> **RAW RECORDS**
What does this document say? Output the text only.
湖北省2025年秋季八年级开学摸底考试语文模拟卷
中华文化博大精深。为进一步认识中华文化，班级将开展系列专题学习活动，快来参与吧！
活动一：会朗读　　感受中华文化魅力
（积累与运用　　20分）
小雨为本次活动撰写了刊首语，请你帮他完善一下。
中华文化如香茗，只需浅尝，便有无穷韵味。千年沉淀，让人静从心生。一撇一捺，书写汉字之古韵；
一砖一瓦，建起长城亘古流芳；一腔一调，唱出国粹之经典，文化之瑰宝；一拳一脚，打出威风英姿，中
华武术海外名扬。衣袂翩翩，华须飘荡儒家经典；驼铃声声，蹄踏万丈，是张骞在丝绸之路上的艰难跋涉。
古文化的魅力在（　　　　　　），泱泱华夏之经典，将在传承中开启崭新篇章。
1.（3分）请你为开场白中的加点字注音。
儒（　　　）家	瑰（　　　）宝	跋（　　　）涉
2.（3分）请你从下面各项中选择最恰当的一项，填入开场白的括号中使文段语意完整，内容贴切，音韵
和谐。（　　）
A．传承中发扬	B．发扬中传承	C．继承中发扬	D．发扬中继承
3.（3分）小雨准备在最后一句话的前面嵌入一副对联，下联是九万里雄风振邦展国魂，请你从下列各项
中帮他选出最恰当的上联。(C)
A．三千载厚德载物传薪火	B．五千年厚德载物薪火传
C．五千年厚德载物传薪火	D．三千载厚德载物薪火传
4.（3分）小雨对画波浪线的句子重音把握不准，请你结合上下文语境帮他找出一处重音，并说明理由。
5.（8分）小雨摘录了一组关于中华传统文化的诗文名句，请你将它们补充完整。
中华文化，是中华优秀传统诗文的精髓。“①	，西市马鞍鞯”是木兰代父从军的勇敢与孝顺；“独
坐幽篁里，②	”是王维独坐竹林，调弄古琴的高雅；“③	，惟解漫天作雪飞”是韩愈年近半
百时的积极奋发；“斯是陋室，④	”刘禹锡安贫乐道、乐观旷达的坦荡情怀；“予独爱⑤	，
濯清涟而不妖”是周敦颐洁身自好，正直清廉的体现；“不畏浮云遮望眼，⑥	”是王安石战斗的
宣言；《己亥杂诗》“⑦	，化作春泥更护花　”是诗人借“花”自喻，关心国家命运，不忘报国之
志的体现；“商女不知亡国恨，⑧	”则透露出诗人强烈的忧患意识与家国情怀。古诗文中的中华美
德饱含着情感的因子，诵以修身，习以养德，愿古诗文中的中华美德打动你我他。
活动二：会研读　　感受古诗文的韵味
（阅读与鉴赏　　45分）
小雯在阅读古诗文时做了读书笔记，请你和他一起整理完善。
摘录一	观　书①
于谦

> **EXERCISE BRIEF**
Nothing should be changed: write out all of the data as is.

> **RESPONSE TO THIS TASK**
What does this document say? Output the text only.
湖北省2025年秋季八年级开学摸底考试语文模拟卷
中华文化博大精深。为进一步认识中华文化，班级将开展系列专题学习活动，快来参与吧！
活动一：会朗读　　感受中华文化魅力
（积累与运用　　20分）
小雨为本次活动撰写了刊首语，请你帮他完善一下。
中华文化如香茗，只需浅尝，便有无穷韵味。千年沉淀，让人静从心生。一撇一捺，书写汉字之古韵；
一砖一瓦，建起长城亘古流芳；一腔一调，唱出国粹之经典，文化之瑰宝；一拳一脚，打出威风英姿，中
华武术海外名扬。衣袂翩翩，华须飘荡儒家经典；驼铃声声，蹄踏万丈，是张骞在丝绸之路上的艰难跋涉。
古文化的魅力在（　　　　　　），泱泱华夏之经典，将在传承中开启崭新篇章。
1.（3分）请你为开场白中的加点字注音。
儒（　　　）家	瑰（　　　）宝	跋（　　　）涉
2.（3分）请你从下面各项中选择最恰当的一项，填入开场白的括号中使文段语意完整，内容贴切，音韵
和谐。（　　）
A．传承中发扬	B．发扬中传承	C．继承中发扬	D．发扬中继承
3.（3分）小雨准备在最后一句话的前面嵌入一副对联，下联是九万里雄风振邦展国魂，请你从下列各项
中帮他选出最恰当的上联。(C)
A．三千载厚德载物传薪火	B．五千年厚德载物薪火传
C．五千年厚德载物传薪火	D．三千载厚德载物薪火传
4.（3分）小雨对画波浪线的句子重音把握不准，请你结合上下文语境帮他找出一处重音，并说明理由。
5.（8分）小雨摘录了一组关于中华传统文化的诗文名句，请你将它们补充完整。
中华文化，是中华优秀传统诗文的精髓。“①	，西市马鞍鞯”是木兰代父从军的勇敢与孝顺；“独
坐幽篁里，②	”是王维独坐竹林，调弄古琴的高雅；“③	，惟解漫天作雪飞”是韩愈年近半
百时的积极奋发；“斯是陋室，④	”刘禹锡安贫乐道、乐观旷达的坦荡情怀；“予独爱⑤	，
濯清涟而不妖”是周敦颐洁身自好，正直清廉的体现；“不畏浮云遮望眼，⑥	”是王安石战斗的
宣言；《己亥杂诗》“⑦	，化作春泥更护花　”是诗人借“花”自喻，关心国家命运，不忘报国之
志的体现；“商女不知亡国恨，⑧	”则透露出诗人强烈的忧患意识与家国情怀。古诗文中的中华美
德饱含着情感的因子，诵以修身，习以养德，愿古诗文中的中华美德打动你我他。
活动二：会研读　　感受古诗文的韵味
（阅读与鉴赏　　45分）
小雯在阅读古诗文时做了读书笔记，请你和他一起整理完善。
摘录一	观　书①
于谦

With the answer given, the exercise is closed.